# Exercise material
--------------------------------

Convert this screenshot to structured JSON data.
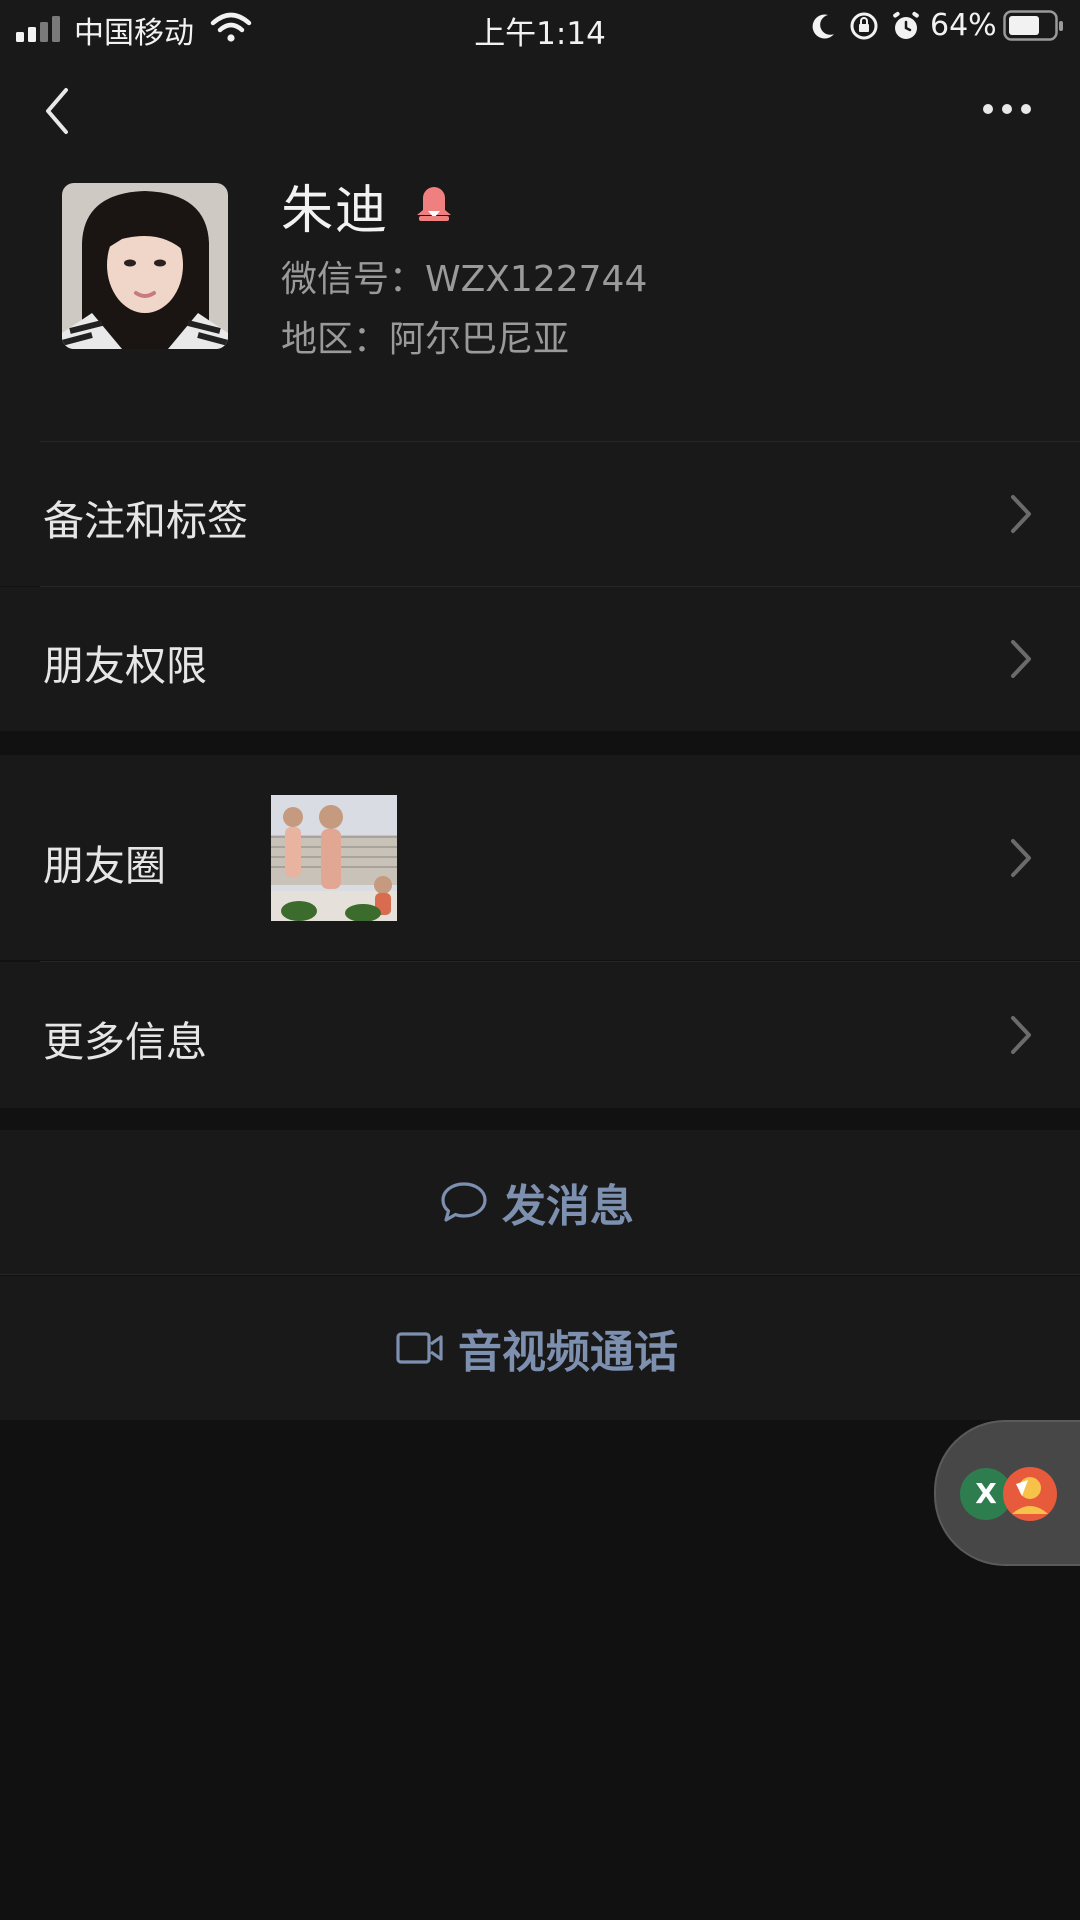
{
  "status_bar": {
    "carrier": "中国移动",
    "time": "上午1:14",
    "battery": "64%"
  },
  "nav": {
    "back_icon": "chevron-left-icon",
    "more_icon": "more-dots-icon"
  },
  "profile": {
    "name": "朱迪",
    "gender_icon": "female-icon",
    "wechat_id": "微信号：WZX122744",
    "region": "地区：阿尔巴尼亚"
  },
  "rows": {
    "remarks": "备注和标签",
    "permissions": "朋友权限",
    "moments": "朋友圈",
    "more_info": "更多信息"
  },
  "actions": {
    "message": "发消息",
    "call": "音视频通话"
  },
  "floating": {
    "badge": "X"
  },
  "colors": {
    "background": "#111111",
    "panel": "#191919",
    "action_text": "#7d90b0",
    "female_badge": "#f07f7f"
  }
}
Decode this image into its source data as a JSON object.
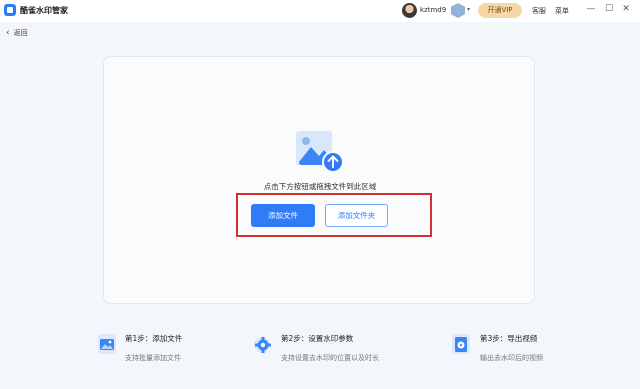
{
  "titlebar": {
    "app_title": "酷雀水印管家",
    "username": "kztmd9",
    "vip_caret": "▾",
    "open_vip": "开通VIP",
    "service": "客服",
    "menu": "菜单",
    "win_controls": [
      "—",
      "☐",
      "✕"
    ]
  },
  "nav": {
    "back_icon": "‹",
    "back_label": "返回"
  },
  "dropzone": {
    "hint": "点击下方按钮或拖拽文件到此区域",
    "add_file": "添加文件",
    "add_folder": "添加文件夹"
  },
  "steps": [
    {
      "title": "第1步：添加文件",
      "desc": "支持批量添加文件",
      "icon": "image-icon"
    },
    {
      "title": "第2步：设置水印参数",
      "desc": "支持设置去水印的位置以及时长",
      "icon": "gear-icon"
    },
    {
      "title": "第3步：导出视频",
      "desc": "输出去水印后的视频",
      "icon": "export-icon"
    }
  ],
  "colors": {
    "primary": "#2f7cf6",
    "highlight": "#d2322d",
    "vip": "#f6d7a7"
  }
}
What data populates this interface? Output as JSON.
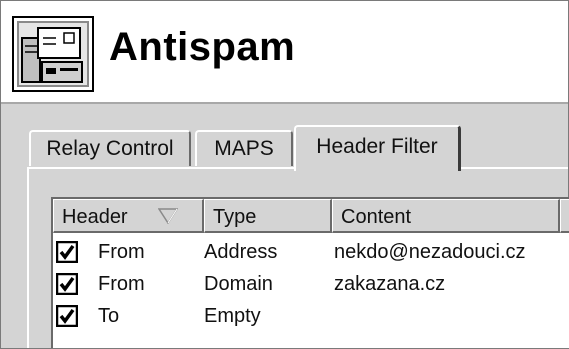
{
  "window": {
    "title": "Antispam",
    "icon": "mail-server-icon"
  },
  "tabs": [
    {
      "label": "Relay Control",
      "active": false
    },
    {
      "label": "MAPS",
      "active": false
    },
    {
      "label": "Header Filter",
      "active": true
    }
  ],
  "list": {
    "columns": [
      {
        "label": "Header",
        "sorted": "descending"
      },
      {
        "label": "Type"
      },
      {
        "label": "Content"
      },
      {
        "label": ""
      }
    ],
    "rows": [
      {
        "checked": true,
        "header": "From",
        "type": "Address",
        "content": "nekdo@nezadouci.cz"
      },
      {
        "checked": true,
        "header": "From",
        "type": "Domain",
        "content": "zakazana.cz"
      },
      {
        "checked": true,
        "header": "To",
        "type": "Empty",
        "content": ""
      }
    ]
  },
  "colors": {
    "face": "#d4d4d4",
    "highlight": "#ffffff",
    "shadow": "#6a6a6a",
    "text": "#111111"
  }
}
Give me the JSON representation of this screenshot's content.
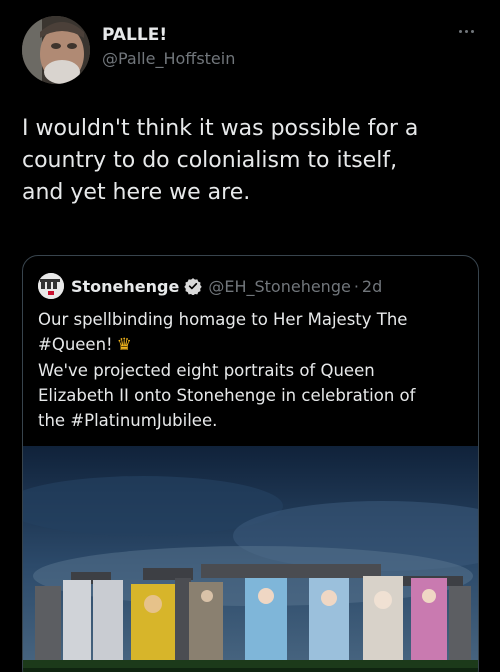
{
  "tweet": {
    "display_name": "PALLE!",
    "handle": "@Palle_Hoffstein",
    "text": "I wouldn't think it was possible for a\ncountry to do colonialism to itself,\nand yet here we are.",
    "more_icon": "more-horizontal-icon"
  },
  "quote": {
    "display_name": "Stonehenge",
    "verified_icon": "verified-badge-icon",
    "handle": "@EH_Stonehenge",
    "separator": "·",
    "time": "2d",
    "lines": [
      "Our spellbinding homage to Her Majesty The",
      "#Queen!",
      "We've projected eight portraits of Queen",
      "Elizabeth II onto Stonehenge in celebration of",
      "the #PlatinumJubilee."
    ],
    "emoji": "♛",
    "emoji_icon": "crown-icon"
  },
  "colors": {
    "background": "#000000",
    "text": "#e7e9ea",
    "secondary": "#71767b",
    "border": "#38444d",
    "verified": "#1d9bf0",
    "crown": "#f2b51c"
  }
}
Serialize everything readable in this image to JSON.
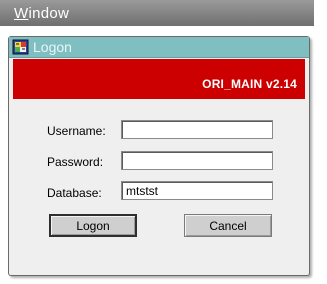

--------------------------------

# What you should do
Find and copy every line in the entries above where the string "background" occurs.

# Response
    "background": "#111111",
    "background": "#000000",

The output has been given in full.